— What the exercise asks —
Answer with one number: the count of lines in the listing below that hold the word "JSON".

— Given records —
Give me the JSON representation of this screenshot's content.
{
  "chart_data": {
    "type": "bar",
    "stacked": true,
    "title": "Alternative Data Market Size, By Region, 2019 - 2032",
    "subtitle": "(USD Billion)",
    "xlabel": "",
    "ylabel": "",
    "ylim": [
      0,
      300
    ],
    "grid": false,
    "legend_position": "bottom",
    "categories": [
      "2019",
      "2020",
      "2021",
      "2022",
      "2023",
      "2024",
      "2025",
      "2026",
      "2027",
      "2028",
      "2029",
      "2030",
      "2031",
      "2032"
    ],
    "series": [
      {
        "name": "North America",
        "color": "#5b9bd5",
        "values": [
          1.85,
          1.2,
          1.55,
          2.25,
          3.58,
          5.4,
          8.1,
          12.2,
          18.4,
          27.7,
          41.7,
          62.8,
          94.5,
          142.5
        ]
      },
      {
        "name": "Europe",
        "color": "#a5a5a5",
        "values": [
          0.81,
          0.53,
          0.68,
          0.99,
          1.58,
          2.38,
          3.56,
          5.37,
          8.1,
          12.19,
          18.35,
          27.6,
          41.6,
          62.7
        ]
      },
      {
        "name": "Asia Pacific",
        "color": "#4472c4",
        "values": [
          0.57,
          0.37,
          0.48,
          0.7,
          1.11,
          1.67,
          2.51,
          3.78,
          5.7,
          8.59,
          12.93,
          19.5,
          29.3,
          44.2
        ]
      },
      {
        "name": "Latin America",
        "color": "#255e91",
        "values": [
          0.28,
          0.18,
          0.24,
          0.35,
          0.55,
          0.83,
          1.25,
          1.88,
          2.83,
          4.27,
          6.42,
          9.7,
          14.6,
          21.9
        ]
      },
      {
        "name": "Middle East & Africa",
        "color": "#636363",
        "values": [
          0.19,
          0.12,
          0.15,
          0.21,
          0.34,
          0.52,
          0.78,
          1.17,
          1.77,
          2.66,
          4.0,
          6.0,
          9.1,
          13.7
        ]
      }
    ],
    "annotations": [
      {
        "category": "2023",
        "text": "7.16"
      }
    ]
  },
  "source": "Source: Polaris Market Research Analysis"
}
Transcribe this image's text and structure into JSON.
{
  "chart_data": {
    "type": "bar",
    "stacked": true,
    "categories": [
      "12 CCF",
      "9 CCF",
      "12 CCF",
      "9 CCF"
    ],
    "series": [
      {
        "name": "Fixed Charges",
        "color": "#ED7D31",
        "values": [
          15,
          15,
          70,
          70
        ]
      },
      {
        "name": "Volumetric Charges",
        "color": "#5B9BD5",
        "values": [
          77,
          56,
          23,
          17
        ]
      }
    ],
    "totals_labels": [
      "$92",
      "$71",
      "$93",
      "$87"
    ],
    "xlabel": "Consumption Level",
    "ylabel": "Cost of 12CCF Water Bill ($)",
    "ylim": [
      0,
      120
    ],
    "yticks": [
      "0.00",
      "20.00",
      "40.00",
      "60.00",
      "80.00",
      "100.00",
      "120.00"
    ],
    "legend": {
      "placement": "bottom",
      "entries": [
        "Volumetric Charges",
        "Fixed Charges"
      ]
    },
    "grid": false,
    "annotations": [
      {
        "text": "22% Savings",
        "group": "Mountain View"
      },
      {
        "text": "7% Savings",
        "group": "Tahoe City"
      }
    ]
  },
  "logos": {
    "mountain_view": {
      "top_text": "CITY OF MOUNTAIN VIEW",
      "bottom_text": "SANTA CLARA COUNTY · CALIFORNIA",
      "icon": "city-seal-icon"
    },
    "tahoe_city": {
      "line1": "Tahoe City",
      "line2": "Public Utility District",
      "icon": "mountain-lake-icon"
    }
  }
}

— Solution to the exercise —
2